**Written instruction**
Extract every record, keeping each one exactly as it is.

[start of Material]

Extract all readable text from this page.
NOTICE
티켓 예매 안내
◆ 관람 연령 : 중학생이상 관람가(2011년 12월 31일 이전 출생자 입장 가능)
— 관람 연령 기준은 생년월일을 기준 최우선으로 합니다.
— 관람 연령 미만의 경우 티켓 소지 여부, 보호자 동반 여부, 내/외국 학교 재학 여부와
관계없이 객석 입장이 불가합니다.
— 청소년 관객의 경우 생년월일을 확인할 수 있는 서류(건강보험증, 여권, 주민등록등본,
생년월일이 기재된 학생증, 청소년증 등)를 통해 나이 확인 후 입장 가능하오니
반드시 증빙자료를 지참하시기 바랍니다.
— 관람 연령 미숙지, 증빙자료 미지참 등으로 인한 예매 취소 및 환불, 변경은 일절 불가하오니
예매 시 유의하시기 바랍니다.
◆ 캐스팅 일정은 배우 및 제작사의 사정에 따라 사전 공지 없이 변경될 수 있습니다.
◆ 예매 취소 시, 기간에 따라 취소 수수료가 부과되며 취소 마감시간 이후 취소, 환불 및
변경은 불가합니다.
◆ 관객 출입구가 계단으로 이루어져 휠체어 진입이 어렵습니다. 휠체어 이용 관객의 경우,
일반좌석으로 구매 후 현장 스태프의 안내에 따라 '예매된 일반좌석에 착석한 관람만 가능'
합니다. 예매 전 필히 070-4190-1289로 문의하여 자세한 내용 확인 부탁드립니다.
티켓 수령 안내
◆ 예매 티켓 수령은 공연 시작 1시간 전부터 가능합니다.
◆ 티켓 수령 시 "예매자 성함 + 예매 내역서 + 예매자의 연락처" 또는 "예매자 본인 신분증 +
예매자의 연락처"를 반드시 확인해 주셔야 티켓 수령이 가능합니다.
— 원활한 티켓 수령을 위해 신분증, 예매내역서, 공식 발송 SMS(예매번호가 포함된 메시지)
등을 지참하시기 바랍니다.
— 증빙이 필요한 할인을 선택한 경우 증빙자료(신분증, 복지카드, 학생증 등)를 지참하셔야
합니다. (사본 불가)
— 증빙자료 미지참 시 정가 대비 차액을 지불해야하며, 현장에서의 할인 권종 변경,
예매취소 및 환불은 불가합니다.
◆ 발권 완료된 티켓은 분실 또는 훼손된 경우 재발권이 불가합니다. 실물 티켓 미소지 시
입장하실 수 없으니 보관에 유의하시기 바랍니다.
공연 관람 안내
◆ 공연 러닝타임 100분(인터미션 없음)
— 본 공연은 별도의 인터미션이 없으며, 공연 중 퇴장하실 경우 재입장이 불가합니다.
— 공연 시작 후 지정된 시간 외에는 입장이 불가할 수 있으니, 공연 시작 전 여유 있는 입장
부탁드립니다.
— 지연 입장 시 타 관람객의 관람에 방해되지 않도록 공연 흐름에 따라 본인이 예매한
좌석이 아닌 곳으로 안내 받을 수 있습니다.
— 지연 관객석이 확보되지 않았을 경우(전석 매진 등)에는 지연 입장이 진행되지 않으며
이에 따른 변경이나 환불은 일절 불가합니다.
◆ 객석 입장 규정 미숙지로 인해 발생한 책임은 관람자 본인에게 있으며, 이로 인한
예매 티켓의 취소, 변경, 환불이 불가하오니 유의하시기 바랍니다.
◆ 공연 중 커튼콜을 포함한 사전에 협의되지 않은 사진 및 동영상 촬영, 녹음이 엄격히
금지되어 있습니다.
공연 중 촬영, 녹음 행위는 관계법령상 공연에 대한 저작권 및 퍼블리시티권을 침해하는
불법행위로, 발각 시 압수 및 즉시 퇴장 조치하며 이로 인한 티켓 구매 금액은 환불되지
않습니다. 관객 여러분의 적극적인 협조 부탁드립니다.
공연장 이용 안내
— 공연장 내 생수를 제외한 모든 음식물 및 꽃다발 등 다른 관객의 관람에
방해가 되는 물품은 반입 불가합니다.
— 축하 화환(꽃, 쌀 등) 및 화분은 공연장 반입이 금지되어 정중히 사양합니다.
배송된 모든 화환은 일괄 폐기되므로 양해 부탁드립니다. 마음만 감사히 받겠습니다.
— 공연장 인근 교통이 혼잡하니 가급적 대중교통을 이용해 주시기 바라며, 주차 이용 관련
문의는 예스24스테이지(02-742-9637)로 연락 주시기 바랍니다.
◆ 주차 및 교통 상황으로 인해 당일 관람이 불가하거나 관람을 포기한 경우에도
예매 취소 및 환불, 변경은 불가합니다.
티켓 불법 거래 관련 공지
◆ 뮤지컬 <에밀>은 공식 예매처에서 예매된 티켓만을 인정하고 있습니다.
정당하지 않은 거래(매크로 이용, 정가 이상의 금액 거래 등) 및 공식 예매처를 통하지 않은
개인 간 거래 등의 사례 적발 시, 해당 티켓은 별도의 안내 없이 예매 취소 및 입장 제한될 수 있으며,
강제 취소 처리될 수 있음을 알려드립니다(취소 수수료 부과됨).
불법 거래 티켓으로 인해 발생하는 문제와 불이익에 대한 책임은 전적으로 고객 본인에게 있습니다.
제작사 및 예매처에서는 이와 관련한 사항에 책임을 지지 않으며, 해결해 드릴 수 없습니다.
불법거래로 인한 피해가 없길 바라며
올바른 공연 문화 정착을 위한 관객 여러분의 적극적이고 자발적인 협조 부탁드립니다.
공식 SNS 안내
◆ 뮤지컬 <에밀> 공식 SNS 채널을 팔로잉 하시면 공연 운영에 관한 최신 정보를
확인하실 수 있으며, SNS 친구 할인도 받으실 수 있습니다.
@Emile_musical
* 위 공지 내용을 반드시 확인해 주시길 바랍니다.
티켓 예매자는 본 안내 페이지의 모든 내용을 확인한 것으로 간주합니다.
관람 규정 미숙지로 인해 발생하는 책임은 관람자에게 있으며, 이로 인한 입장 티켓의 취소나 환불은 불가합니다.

[end of Material]

**Written answer**
Extract all readable text from this page.
NOTICE
티켓 예매 안내
◆ 관람 연령 : 중학생이상 관람가(2011년 12월 31일 이전 출생자 입장 가능)
— 관람 연령 기준은 생년월일을 기준 최우선으로 합니다.
— 관람 연령 미만의 경우 티켓 소지 여부, 보호자 동반 여부, 내/외국 학교 재학 여부와
관계없이 객석 입장이 불가합니다.
— 청소년 관객의 경우 생년월일을 확인할 수 있는 서류(건강보험증, 여권, 주민등록등본,
생년월일이 기재된 학생증, 청소년증 등)를 통해 나이 확인 후 입장 가능하오니
반드시 증빙자료를 지참하시기 바랍니다.
— 관람 연령 미숙지, 증빙자료 미지참 등으로 인한 예매 취소 및 환불, 변경은 일절 불가하오니
예매 시 유의하시기 바랍니다.
◆ 캐스팅 일정은 배우 및 제작사의 사정에 따라 사전 공지 없이 변경될 수 있습니다.
◆ 예매 취소 시, 기간에 따라 취소 수수료가 부과되며 취소 마감시간 이후 취소, 환불 및
변경은 불가합니다.
◆ 관객 출입구가 계단으로 이루어져 휠체어 진입이 어렵습니다. 휠체어 이용 관객의 경우,
일반좌석으로 구매 후 현장 스태프의 안내에 따라 '예매된 일반좌석에 착석한 관람만 가능'
합니다. 예매 전 필히 070-4190-1289로 문의하여 자세한 내용 확인 부탁드립니다.
티켓 수령 안내
◆ 예매 티켓 수령은 공연 시작 1시간 전부터 가능합니다.
◆ 티켓 수령 시 "예매자 성함 + 예매 내역서 + 예매자의 연락처" 또는 "예매자 본인 신분증 +
예매자의 연락처"를 반드시 확인해 주셔야 티켓 수령이 가능합니다.
— 원활한 티켓 수령을 위해 신분증, 예매내역서, 공식 발송 SMS(예매번호가 포함된 메시지)
등을 지참하시기 바랍니다.
— 증빙이 필요한 할인을 선택한 경우 증빙자료(신분증, 복지카드, 학생증 등)를 지참하셔야
합니다. (사본 불가)
— 증빙자료 미지참 시 정가 대비 차액을 지불해야하며, 현장에서의 할인 권종 변경,
예매취소 및 환불은 불가합니다.
◆ 발권 완료된 티켓은 분실 또는 훼손된 경우 재발권이 불가합니다. 실물 티켓 미소지 시
입장하실 수 없으니 보관에 유의하시기 바랍니다.
공연 관람 안내
◆ 공연 러닝타임 100분(인터미션 없음)
— 본 공연은 별도의 인터미션이 없으며, 공연 중 퇴장하실 경우 재입장이 불가합니다.
— 공연 시작 후 지정된 시간 외에는 입장이 불가할 수 있으니, 공연 시작 전 여유 있는 입장
부탁드립니다.
— 지연 입장 시 타 관람객의 관람에 방해되지 않도록 공연 흐름에 따라 본인이 예매한
좌석이 아닌 곳으로 안내 받을 수 있습니다.
— 지연 관객석이 확보되지 않았을 경우(전석 매진 등)에는 지연 입장이 진행되지 않으며
이에 따른 변경이나 환불은 일절 불가합니다.
◆ 객석 입장 규정 미숙지로 인해 발생한 책임은 관람자 본인에게 있으며, 이로 인한
예매 티켓의 취소, 변경, 환불이 불가하오니 유의하시기 바랍니다.
◆ 공연 중 커튼콜을 포함한 사전에 협의되지 않은 사진 및 동영상 촬영, 녹음이 엄격히
금지되어 있습니다.
공연 중 촬영, 녹음 행위는 관계법령상 공연에 대한 저작권 및 퍼블리시티권을 침해하는
불법행위로, 발각 시 압수 및 즉시 퇴장 조치하며 이로 인한 티켓 구매 금액은 환불되지
않습니다. 관객 여러분의 적극적인 협조 부탁드립니다.
공연장 이용 안내
— 공연장 내 생수를 제외한 모든 음식물 및 꽃다발 등 다른 관객의 관람에
방해가 되는 물품은 반입 불가합니다.
— 축하 화환(꽃, 쌀 등) 및 화분은 공연장 반입이 금지되어 정중히 사양합니다.
배송된 모든 화환은 일괄 폐기되므로 양해 부탁드립니다. 마음만 감사히 받겠습니다.
— 공연장 인근 교통이 혼잡하니 가급적 대중교통을 이용해 주시기 바라며, 주차 이용 관련
문의는 예스24스테이지(02-742-9637)로 연락 주시기 바랍니다.
◆ 주차 및 교통 상황으로 인해 당일 관람이 불가하거나 관람을 포기한 경우에도
예매 취소 및 환불, 변경은 불가합니다.
티켓 불법 거래 관련 공지
◆ 뮤지컬 <에밀>은 공식 예매처에서 예매된 티켓만을 인정하고 있습니다.
정당하지 않은 거래(매크로 이용, 정가 이상의 금액 거래 등) 및 공식 예매처를 통하지 않은
개인 간 거래 등의 사례 적발 시, 해당 티켓은 별도의 안내 없이 예매 취소 및 입장 제한될 수 있으며,
강제 취소 처리될 수 있음을 알려드립니다(취소 수수료 부과됨).
불법 거래 티켓으로 인해 발생하는 문제와 불이익에 대한 책임은 전적으로 고객 본인에게 있습니다.
제작사 및 예매처에서는 이와 관련한 사항에 책임을 지지 않으며, 해결해 드릴 수 없습니다.
불법거래로 인한 피해가 없길 바라며
올바른 공연 문화 정착을 위한 관객 여러분의 적극적이고 자발적인 협조 부탁드립니다.
공식 SNS 안내
◆ 뮤지컬 <에밀> 공식 SNS 채널을 팔로잉 하시면 공연 운영에 관한 최신 정보를
확인하실 수 있으며, SNS 친구 할인도 받으실 수 있습니다.
@Emile_musical
* 위 공지 내용을 반드시 확인해 주시길 바랍니다.
티켓 예매자는 본 안내 페이지의 모든 내용을 확인한 것으로 간주합니다.
관람 규정 미숙지로 인해 발생하는 책임은 관람자에게 있으며, 이로 인한 입장 티켓의 취소나 환불은 불가합니다.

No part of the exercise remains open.